Goal of the exercise: Gather all lines in the records below that include the word "Śląska".

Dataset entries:
┌──
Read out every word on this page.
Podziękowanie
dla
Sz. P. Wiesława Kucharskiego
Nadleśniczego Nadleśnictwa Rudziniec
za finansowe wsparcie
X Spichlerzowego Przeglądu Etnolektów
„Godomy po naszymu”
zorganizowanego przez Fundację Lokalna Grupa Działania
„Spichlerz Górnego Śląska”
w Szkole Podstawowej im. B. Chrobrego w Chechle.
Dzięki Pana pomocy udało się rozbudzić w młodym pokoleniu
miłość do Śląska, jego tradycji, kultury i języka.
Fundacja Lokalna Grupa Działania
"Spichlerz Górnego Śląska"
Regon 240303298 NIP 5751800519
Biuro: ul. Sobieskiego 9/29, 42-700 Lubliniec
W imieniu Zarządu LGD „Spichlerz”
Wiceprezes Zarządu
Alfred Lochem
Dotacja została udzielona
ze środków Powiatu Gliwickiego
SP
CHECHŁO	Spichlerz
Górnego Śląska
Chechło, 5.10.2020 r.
└──
Task output:
„Spichlerz Górnego Śląska”
miłość do Śląska, jego tradycji, kultury i języka.
"Spichlerz Górnego Śląska"
Górnego Śląska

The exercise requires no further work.